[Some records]
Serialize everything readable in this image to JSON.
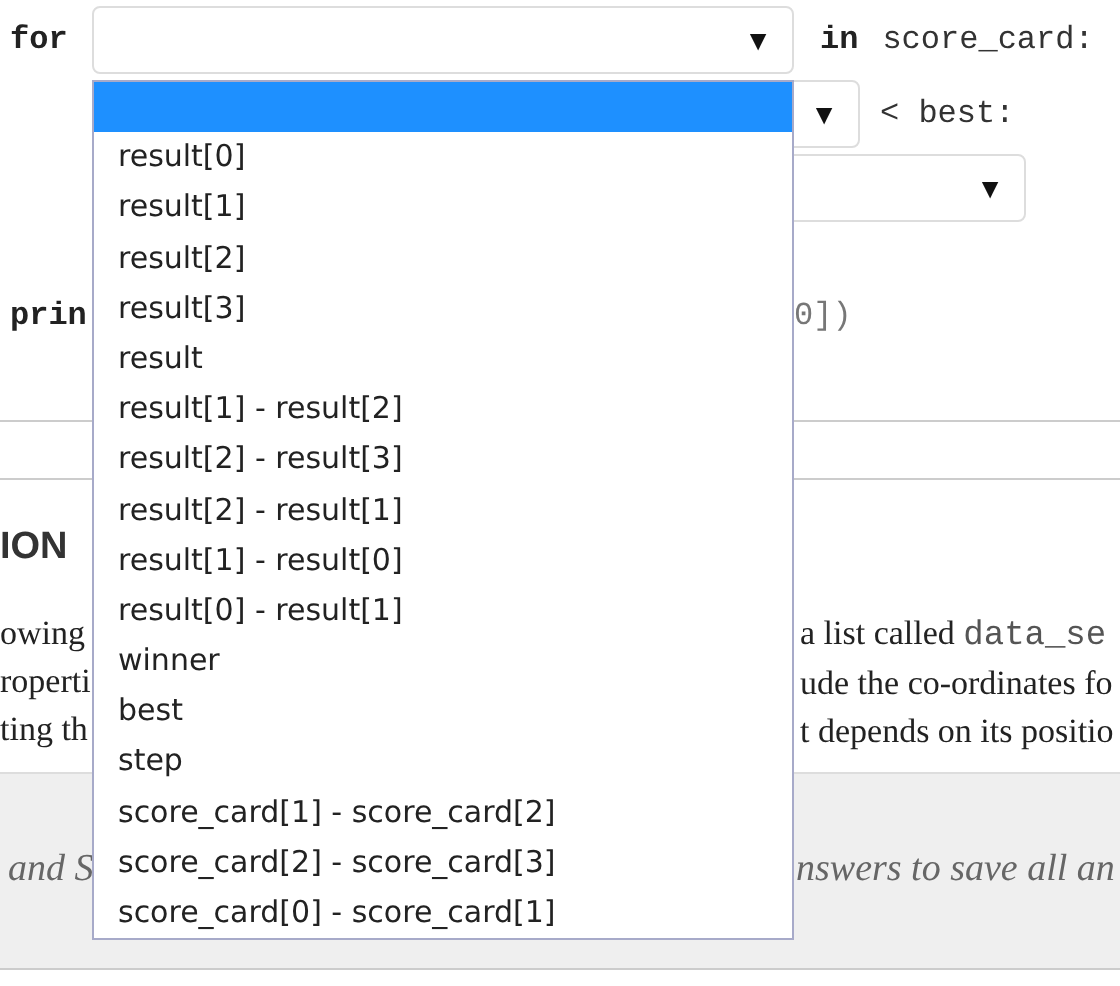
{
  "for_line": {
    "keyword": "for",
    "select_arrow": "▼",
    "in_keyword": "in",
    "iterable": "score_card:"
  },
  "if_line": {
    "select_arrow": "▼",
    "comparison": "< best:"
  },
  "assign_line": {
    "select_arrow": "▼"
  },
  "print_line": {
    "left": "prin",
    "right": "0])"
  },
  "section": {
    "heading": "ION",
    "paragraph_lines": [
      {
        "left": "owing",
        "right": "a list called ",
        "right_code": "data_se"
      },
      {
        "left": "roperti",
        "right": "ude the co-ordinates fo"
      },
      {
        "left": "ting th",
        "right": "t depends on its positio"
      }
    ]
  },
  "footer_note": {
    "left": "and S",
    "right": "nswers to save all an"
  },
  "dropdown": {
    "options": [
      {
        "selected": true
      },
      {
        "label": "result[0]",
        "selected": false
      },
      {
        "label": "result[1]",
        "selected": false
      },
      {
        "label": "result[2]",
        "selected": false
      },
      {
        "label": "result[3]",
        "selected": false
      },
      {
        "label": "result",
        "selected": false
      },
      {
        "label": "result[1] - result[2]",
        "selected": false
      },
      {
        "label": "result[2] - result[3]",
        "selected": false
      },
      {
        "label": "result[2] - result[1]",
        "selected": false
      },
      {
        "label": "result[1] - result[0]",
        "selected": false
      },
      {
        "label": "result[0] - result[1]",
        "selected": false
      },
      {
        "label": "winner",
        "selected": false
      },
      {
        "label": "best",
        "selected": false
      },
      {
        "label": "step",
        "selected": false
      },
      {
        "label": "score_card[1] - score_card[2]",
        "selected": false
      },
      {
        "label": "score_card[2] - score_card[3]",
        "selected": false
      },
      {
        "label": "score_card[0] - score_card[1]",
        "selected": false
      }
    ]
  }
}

--

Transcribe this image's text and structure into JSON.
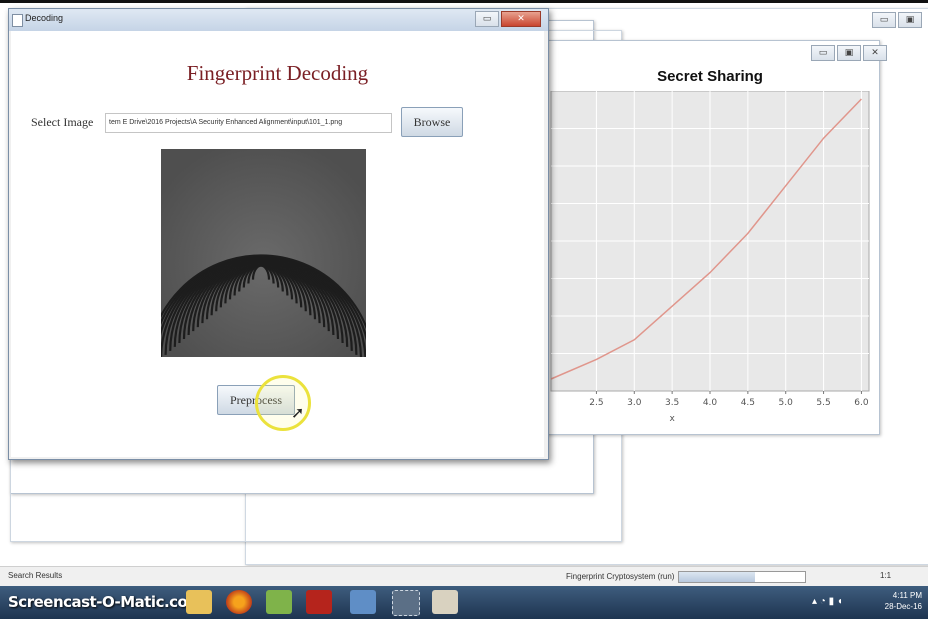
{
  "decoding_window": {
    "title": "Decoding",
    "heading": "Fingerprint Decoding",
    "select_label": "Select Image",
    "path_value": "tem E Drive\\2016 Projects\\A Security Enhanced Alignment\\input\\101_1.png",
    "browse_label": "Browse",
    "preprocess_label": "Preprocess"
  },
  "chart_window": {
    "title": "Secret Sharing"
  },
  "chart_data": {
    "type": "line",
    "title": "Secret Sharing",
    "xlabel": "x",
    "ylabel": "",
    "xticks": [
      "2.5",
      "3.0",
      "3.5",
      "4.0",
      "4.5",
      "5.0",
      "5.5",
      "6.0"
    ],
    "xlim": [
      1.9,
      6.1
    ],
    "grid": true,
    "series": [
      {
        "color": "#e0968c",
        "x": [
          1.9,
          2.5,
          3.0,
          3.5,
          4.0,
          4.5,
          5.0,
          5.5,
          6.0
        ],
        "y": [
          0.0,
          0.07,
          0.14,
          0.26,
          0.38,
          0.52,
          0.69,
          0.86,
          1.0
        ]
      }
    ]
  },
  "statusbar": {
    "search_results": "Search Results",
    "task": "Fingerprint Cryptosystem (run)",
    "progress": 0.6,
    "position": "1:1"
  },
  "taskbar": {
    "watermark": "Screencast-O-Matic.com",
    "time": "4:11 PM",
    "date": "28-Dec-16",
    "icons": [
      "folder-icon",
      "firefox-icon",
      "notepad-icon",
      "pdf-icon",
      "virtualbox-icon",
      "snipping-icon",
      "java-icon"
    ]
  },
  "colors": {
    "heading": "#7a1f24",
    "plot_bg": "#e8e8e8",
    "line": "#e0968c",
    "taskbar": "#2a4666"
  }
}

--

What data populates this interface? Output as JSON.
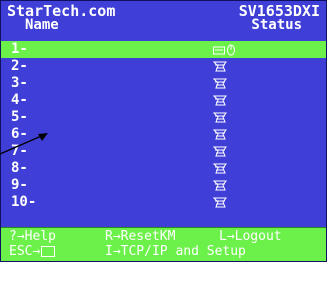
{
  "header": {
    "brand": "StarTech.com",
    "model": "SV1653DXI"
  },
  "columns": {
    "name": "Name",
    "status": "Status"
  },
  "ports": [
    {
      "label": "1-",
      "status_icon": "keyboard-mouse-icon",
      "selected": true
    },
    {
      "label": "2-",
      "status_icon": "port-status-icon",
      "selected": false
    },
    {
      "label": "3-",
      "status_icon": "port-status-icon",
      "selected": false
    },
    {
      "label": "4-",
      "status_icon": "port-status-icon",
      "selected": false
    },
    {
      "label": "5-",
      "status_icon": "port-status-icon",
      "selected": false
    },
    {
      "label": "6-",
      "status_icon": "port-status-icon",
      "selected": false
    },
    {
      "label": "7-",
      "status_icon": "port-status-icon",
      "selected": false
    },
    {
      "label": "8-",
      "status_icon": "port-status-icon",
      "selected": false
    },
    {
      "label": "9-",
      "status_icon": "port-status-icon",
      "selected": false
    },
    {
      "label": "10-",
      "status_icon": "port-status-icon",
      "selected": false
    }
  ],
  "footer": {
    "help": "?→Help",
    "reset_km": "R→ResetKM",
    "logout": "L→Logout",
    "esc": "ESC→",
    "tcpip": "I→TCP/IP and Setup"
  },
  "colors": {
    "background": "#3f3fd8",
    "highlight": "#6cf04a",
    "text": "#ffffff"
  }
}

What to produce » Copy out all lines that carry the word "Secret".

Written solution »
    "title": "Secret Sharing"
    "title": "Secret Sharing",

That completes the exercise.